▶ Goal of the exercise: Restate each entry word for word, leaving nothing out.

## start Data for this exercise

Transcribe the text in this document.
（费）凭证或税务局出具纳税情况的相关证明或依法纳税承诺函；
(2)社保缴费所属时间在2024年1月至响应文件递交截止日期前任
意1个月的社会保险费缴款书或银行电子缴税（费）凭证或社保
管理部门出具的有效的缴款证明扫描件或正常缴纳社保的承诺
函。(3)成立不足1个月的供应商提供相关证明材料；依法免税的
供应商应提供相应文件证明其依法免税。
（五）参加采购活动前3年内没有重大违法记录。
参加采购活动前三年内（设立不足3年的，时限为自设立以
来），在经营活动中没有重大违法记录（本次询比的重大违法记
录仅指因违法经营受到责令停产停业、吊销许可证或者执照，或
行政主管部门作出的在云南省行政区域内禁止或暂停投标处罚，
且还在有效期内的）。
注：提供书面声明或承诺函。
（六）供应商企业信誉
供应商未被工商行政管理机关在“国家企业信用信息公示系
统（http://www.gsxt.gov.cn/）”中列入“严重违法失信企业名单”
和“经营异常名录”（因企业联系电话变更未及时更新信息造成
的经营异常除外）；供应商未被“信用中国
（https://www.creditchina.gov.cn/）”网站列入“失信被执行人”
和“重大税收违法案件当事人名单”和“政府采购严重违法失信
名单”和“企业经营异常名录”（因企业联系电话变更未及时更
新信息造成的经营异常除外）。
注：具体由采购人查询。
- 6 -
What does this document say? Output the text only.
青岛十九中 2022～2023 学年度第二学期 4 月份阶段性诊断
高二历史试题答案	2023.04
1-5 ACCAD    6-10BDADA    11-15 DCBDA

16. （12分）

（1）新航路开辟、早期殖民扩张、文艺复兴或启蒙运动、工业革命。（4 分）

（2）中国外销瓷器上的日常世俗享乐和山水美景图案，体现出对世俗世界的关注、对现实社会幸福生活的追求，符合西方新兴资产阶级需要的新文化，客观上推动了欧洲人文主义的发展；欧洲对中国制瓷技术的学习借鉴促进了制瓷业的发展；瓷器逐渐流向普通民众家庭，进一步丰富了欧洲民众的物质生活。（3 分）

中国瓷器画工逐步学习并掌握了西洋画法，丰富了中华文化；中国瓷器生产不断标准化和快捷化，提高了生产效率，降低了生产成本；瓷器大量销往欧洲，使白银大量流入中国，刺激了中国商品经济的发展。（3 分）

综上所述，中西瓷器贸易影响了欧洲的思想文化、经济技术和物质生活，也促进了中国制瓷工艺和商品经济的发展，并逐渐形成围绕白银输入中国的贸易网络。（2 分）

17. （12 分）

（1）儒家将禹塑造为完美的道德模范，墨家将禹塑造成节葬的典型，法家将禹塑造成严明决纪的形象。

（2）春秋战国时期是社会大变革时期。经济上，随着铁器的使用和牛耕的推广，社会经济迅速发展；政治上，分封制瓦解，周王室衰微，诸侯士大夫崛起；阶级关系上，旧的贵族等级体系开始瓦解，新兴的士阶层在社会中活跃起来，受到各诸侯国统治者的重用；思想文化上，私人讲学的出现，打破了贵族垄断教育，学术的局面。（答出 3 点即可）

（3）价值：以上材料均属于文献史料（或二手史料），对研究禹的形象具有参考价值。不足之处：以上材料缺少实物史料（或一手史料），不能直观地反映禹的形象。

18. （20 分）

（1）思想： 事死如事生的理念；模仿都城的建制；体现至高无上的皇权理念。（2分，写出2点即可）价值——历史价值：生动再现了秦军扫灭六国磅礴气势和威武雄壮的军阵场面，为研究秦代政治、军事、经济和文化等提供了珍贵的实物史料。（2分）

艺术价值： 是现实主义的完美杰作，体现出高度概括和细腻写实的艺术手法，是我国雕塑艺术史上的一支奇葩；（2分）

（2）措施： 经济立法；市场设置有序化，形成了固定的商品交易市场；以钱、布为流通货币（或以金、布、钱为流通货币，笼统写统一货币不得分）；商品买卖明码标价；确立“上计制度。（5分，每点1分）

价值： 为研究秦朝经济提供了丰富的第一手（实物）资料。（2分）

## end Data for this exercise

▶ Exercise answer:
Transcribe the text in this document.
（费）凭证或税务局出具纳税情况的相关证明或依法纳税承诺函；
(2)社保缴费所属时间在2024年1月至响应文件递交截止日期前任
意1个月的社会保险费缴款书或银行电子缴税（费）凭证或社保
管理部门出具的有效的缴款证明扫描件或正常缴纳社保的承诺
函。(3)成立不足1个月的供应商提供相关证明材料；依法免税的
供应商应提供相应文件证明其依法免税。
（五）参加采购活动前3年内没有重大违法记录。
参加采购活动前三年内（设立不足3年的，时限为自设立以
来），在经营活动中没有重大违法记录（本次询比的重大违法记
录仅指因违法经营受到责令停产停业、吊销许可证或者执照，或
行政主管部门作出的在云南省行政区域内禁止或暂停投标处罚，
且还在有效期内的）。
注：提供书面声明或承诺函。
（六）供应商企业信誉
供应商未被工商行政管理机关在“国家企业信用信息公示系
统（http://www.gsxt.gov.cn/）”中列入“严重违法失信企业名单”
和“经营异常名录”（因企业联系电话变更未及时更新信息造成
的经营异常除外）；供应商未被“信用中国
（https://www.creditchina.gov.cn/）”网站列入“失信被执行人”
和“重大税收违法案件当事人名单”和“政府采购严重违法失信
名单”和“企业经营异常名录”（因企业联系电话变更未及时更
新信息造成的经营异常除外）。
注：具体由采购人查询。
- 6 -
What does this document say? Output the text only.
青岛十九中 2022～2023 学年度第二学期 4 月份阶段性诊断
高二历史试题答案	2023.04
1-5 ACCAD    6-10BDADA    11-15 DCBDA

16. （12分）

（1）新航路开辟、早期殖民扩张、文艺复兴或启蒙运动、工业革命。（4 分）

（2）中国外销瓷器上的日常世俗享乐和山水美景图案，体现出对世俗世界的关注、对现实社会幸福生活的追求，符合西方新兴资产阶级需要的新文化，客观上推动了欧洲人文主义的发展；欧洲对中国制瓷技术的学习借鉴促进了制瓷业的发展；瓷器逐渐流向普通民众家庭，进一步丰富了欧洲民众的物质生活。（3 分）

中国瓷器画工逐步学习并掌握了西洋画法，丰富了中华文化；中国瓷器生产不断标准化和快捷化，提高了生产效率，降低了生产成本；瓷器大量销往欧洲，使白银大量流入中国，刺激了中国商品经济的发展。（3 分）

综上所述，中西瓷器贸易影响了欧洲的思想文化、经济技术和物质生活，也促进了中国制瓷工艺和商品经济的发展，并逐渐形成围绕白银输入中国的贸易网络。（2 分）

17. （12 分）

（1）儒家将禹塑造为完美的道德模范，墨家将禹塑造成节葬的典型，法家将禹塑造成严明决纪的形象。

（2）春秋战国时期是社会大变革时期。经济上，随着铁器的使用和牛耕的推广，社会经济迅速发展；政治上，分封制瓦解，周王室衰微，诸侯士大夫崛起；阶级关系上，旧的贵族等级体系开始瓦解，新兴的士阶层在社会中活跃起来，受到各诸侯国统治者的重用；思想文化上，私人讲学的出现，打破了贵族垄断教育，学术的局面。（答出 3 点即可）

（3）价值：以上材料均属于文献史料（或二手史料），对研究禹的形象具有参考价值。不足之处：以上材料缺少实物史料（或一手史料），不能直观地反映禹的形象。

18. （20 分）

（1）思想： 事死如事生的理念；模仿都城的建制；体现至高无上的皇权理念。（2分，写出2点即可）价值——历史价值：生动再现了秦军扫灭六国磅礴气势和威武雄壮的军阵场面，为研究秦代政治、军事、经济和文化等提供了珍贵的实物史料。（2分）

艺术价值： 是现实主义的完美杰作，体现出高度概括和细腻写实的艺术手法，是我国雕塑艺术史上的一支奇葩；（2分）

（2）措施： 经济立法；市场设置有序化，形成了固定的商品交易市场；以钱、布为流通货币（或以金、布、钱为流通货币，笼统写统一货币不得分）；商品买卖明码标价；确立“上计制度。（5分，每点1分）

价值： 为研究秦朝经济提供了丰富的第一手（实物）资料。（2分）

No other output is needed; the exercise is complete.